== Input material

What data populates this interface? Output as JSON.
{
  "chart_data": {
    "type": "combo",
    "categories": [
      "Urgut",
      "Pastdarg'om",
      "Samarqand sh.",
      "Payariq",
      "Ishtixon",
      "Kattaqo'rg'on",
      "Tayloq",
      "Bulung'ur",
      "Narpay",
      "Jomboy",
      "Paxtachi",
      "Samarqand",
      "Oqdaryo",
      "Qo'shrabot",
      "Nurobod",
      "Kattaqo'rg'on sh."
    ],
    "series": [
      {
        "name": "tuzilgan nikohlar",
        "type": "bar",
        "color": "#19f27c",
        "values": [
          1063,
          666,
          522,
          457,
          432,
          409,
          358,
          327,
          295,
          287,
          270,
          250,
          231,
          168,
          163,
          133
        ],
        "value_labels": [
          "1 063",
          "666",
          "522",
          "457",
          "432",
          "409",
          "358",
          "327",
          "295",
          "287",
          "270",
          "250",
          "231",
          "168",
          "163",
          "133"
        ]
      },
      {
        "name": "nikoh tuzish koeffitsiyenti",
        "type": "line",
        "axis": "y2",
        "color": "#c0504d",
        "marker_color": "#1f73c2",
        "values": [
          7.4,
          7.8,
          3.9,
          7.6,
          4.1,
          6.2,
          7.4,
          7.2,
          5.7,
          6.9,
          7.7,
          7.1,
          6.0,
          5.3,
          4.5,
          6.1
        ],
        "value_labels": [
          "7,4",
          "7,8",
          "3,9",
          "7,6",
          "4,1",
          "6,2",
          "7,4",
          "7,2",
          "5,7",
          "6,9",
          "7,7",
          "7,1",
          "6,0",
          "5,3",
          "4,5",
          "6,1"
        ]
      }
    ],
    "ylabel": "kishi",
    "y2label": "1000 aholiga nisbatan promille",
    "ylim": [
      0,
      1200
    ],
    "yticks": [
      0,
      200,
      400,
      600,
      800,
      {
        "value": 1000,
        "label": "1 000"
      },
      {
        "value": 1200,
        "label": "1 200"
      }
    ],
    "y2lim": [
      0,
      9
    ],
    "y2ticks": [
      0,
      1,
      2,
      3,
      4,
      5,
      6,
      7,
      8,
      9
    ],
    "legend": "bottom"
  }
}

====

● Problem to solve:
Copy every line verbatim.

● Answer to the problem:
What data populates this interface? Output as JSON.
{
  "chart_data": {
    "type": "combo",
    "categories": [
      "Urgut",
      "Pastdarg'om",
      "Samarqand sh.",
      "Payariq",
      "Ishtixon",
      "Kattaqo'rg'on",
      "Tayloq",
      "Bulung'ur",
      "Narpay",
      "Jomboy",
      "Paxtachi",
      "Samarqand",
      "Oqdaryo",
      "Qo'shrabot",
      "Nurobod",
      "Kattaqo'rg'on sh."
    ],
    "series": [
      {
        "name": "tuzilgan nikohlar",
        "type": "bar",
        "color": "#19f27c",
        "values": [
          1063,
          666,
          522,
          457,
          432,
          409,
          358,
          327,
          295,
          287,
          270,
          250,
          231,
          168,
          163,
          133
        ],
        "value_labels": [
          "1 063",
          "666",
          "522",
          "457",
          "432",
          "409",
          "358",
          "327",
          "295",
          "287",
          "270",
          "250",
          "231",
          "168",
          "163",
          "133"
        ]
      },
      {
        "name": "nikoh tuzish koeffitsiyenti",
        "type": "line",
        "axis": "y2",
        "color": "#c0504d",
        "marker_color": "#1f73c2",
        "values": [
          7.4,
          7.8,
          3.9,
          7.6,
          4.1,
          6.2,
          7.4,
          7.2,
          5.7,
          6.9,
          7.7,
          7.1,
          6.0,
          5.3,
          4.5,
          6.1
        ],
        "value_labels": [
          "7,4",
          "7,8",
          "3,9",
          "7,6",
          "4,1",
          "6,2",
          "7,4",
          "7,2",
          "5,7",
          "6,9",
          "7,7",
          "7,1",
          "6,0",
          "5,3",
          "4,5",
          "6,1"
        ]
      }
    ],
    "ylabel": "kishi",
    "y2label": "1000 aholiga nisbatan promille",
    "ylim": [
      0,
      1200
    ],
    "yticks": [
      0,
      200,
      400,
      600,
      800,
      {
        "value": 1000,
        "label": "1 000"
      },
      {
        "value": 1200,
        "label": "1 200"
      }
    ],
    "y2lim": [
      0,
      9
    ],
    "y2ticks": [
      0,
      1,
      2,
      3,
      4,
      5,
      6,
      7,
      8,
      9
    ],
    "legend": "bottom"
  }
}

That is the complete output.